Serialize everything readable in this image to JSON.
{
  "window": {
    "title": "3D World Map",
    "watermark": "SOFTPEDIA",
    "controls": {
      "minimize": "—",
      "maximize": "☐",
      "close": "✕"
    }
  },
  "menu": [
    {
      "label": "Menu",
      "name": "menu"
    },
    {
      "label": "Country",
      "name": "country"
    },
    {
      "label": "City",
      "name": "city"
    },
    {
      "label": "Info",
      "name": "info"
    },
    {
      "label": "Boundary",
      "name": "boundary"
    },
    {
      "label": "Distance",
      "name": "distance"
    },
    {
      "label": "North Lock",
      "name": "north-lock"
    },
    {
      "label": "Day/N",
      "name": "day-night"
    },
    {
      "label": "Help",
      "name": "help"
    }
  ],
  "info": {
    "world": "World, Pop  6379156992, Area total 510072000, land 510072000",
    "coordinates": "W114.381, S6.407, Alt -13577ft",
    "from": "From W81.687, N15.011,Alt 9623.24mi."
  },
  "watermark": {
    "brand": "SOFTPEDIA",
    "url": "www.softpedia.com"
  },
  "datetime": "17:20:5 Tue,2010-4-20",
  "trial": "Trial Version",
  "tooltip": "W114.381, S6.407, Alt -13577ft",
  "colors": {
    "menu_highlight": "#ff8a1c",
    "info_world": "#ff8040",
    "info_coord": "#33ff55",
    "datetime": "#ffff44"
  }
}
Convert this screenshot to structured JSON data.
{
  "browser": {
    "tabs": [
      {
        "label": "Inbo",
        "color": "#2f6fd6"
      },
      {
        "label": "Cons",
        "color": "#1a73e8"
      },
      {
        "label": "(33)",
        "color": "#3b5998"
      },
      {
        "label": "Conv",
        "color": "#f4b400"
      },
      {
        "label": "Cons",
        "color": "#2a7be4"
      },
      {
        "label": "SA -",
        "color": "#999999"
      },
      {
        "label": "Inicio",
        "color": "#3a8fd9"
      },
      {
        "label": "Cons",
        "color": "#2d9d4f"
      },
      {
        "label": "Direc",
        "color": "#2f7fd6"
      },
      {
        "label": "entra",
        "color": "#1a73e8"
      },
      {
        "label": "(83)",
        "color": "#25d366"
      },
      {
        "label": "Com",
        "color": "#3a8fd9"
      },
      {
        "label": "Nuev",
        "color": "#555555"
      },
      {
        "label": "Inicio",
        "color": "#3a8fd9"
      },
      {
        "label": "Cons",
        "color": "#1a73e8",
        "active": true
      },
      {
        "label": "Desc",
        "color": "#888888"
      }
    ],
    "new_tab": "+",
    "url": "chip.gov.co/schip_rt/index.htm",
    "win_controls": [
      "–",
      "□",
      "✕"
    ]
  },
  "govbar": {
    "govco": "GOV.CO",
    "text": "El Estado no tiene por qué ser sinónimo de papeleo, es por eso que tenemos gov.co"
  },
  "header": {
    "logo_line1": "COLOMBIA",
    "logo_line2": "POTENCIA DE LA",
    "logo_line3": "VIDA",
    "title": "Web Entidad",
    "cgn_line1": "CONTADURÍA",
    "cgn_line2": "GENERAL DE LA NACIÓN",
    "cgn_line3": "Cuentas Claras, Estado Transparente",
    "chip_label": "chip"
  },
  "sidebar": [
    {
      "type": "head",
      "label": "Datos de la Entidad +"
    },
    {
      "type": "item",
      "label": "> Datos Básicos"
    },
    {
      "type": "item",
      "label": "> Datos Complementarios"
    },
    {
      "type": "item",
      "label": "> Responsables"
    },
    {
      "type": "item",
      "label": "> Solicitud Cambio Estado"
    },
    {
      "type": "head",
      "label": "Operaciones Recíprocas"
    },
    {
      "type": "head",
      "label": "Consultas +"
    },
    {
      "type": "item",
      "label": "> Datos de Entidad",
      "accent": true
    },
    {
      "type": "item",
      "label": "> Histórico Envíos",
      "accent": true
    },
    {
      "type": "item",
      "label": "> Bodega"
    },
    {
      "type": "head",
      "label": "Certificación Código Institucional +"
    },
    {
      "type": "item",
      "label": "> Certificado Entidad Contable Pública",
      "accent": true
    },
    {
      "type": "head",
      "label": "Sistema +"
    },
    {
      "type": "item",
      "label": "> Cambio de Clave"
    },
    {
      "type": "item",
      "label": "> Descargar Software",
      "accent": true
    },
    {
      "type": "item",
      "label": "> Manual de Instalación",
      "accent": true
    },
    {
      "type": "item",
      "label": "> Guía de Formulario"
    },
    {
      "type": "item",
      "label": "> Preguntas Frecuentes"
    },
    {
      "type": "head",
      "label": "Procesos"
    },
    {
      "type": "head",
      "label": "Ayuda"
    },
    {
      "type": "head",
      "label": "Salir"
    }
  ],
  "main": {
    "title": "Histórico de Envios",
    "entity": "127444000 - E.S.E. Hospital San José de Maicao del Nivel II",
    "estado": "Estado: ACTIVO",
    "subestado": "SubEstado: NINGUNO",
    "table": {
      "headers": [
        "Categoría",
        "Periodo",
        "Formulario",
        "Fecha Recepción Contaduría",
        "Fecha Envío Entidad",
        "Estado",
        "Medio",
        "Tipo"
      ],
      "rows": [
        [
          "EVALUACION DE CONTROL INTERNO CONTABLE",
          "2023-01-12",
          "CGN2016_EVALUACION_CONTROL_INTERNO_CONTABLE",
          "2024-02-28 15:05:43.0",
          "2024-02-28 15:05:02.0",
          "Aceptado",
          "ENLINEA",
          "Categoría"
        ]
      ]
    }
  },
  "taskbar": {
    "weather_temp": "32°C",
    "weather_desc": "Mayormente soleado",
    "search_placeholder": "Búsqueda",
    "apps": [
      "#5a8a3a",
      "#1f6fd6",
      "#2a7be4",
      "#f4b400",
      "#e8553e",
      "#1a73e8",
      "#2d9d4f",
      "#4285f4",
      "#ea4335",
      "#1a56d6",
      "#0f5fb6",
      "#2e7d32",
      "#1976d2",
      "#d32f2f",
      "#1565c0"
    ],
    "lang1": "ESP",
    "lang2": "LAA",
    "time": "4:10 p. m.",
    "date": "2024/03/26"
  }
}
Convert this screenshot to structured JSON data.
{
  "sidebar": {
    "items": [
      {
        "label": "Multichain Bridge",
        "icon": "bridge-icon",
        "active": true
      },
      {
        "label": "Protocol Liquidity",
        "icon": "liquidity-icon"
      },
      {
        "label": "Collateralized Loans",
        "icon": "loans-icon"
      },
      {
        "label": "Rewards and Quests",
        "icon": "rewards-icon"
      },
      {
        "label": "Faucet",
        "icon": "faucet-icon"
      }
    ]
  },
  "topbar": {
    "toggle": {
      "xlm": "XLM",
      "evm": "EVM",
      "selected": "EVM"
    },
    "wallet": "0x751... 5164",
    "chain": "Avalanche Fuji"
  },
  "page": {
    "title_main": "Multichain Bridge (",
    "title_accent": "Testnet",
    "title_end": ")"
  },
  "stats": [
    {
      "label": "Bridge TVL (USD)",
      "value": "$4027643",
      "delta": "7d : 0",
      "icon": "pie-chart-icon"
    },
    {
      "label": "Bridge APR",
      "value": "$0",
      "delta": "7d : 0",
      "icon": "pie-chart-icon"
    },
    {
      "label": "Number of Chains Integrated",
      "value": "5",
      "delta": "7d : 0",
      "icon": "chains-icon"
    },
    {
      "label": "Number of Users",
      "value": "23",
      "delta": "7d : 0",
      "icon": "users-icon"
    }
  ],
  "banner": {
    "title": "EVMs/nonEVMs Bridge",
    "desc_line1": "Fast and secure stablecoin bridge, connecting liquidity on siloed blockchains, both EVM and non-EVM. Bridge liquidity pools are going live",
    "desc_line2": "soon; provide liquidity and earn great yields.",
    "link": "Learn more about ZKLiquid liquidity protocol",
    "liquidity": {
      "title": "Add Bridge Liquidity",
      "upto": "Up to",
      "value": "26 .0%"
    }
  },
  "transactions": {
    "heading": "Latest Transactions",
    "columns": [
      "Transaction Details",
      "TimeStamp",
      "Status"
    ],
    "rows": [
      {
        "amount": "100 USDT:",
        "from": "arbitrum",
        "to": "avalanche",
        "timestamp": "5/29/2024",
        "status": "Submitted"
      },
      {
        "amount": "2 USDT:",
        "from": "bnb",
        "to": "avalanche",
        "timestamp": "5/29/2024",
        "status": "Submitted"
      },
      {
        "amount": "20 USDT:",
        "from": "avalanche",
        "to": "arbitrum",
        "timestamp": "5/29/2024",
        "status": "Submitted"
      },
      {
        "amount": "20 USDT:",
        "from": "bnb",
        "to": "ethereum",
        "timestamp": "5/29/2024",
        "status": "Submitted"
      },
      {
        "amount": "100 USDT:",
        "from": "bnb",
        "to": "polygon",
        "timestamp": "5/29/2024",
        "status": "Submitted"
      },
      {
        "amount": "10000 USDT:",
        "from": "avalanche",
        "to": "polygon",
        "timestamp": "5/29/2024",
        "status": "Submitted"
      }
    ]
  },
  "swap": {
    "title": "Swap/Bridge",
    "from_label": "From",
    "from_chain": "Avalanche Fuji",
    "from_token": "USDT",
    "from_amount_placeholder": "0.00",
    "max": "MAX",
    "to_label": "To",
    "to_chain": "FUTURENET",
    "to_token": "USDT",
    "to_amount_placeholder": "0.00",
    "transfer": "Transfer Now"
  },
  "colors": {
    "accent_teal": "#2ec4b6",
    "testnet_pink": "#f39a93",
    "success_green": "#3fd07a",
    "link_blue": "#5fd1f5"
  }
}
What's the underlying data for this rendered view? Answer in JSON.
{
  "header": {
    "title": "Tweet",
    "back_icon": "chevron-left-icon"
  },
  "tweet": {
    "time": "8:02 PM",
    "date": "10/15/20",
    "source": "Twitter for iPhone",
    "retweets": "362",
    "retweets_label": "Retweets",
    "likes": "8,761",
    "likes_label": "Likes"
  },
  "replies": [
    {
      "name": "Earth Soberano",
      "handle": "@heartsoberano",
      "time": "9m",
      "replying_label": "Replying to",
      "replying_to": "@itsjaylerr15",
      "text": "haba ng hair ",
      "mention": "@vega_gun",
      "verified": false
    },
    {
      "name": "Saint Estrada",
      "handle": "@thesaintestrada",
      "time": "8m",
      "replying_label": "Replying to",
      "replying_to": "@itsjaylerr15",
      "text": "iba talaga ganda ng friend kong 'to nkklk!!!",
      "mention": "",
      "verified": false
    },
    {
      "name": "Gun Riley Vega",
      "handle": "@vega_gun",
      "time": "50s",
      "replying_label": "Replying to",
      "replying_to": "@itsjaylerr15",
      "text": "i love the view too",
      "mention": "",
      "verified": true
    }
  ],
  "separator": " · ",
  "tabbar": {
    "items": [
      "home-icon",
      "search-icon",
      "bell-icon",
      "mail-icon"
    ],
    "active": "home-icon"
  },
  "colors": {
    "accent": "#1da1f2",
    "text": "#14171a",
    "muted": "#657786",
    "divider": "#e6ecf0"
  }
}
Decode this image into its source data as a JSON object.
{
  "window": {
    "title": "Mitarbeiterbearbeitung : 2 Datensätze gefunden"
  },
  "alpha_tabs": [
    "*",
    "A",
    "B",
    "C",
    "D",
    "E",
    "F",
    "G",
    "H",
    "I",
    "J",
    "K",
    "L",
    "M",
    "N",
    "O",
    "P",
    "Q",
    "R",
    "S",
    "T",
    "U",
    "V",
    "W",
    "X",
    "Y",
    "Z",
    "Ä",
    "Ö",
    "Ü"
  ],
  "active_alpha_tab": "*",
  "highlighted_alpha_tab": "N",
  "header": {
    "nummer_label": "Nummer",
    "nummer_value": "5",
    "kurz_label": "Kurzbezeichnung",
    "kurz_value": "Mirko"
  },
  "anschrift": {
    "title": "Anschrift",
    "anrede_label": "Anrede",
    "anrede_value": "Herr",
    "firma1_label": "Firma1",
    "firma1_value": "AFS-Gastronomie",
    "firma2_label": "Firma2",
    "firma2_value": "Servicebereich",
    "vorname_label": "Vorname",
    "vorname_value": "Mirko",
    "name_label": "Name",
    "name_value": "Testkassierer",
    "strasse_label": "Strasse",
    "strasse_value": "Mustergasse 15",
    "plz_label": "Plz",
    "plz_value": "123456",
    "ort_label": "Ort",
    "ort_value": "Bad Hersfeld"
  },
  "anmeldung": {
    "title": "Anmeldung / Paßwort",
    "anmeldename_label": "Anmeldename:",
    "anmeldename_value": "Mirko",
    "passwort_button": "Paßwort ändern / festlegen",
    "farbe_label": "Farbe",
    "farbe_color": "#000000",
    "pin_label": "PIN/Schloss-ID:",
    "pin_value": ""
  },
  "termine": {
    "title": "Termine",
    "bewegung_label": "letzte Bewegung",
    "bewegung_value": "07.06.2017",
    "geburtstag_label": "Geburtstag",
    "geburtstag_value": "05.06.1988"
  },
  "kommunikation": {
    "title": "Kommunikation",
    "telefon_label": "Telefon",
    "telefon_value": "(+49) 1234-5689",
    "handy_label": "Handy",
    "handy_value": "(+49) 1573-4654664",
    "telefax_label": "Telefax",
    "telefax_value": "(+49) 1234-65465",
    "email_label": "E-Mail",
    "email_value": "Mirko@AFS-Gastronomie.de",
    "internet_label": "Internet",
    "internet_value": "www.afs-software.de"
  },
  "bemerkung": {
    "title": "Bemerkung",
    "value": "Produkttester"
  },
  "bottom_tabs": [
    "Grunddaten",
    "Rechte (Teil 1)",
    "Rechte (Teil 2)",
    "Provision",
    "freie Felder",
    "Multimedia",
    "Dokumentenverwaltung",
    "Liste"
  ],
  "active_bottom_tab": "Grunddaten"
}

******************************

◆ Task prompt:
Extract every line that has the string "Multichain" in it.

◆ Solution for this problem:
        "label": "Multichain Bridge",
    "title_main": "Multichain Bridge (",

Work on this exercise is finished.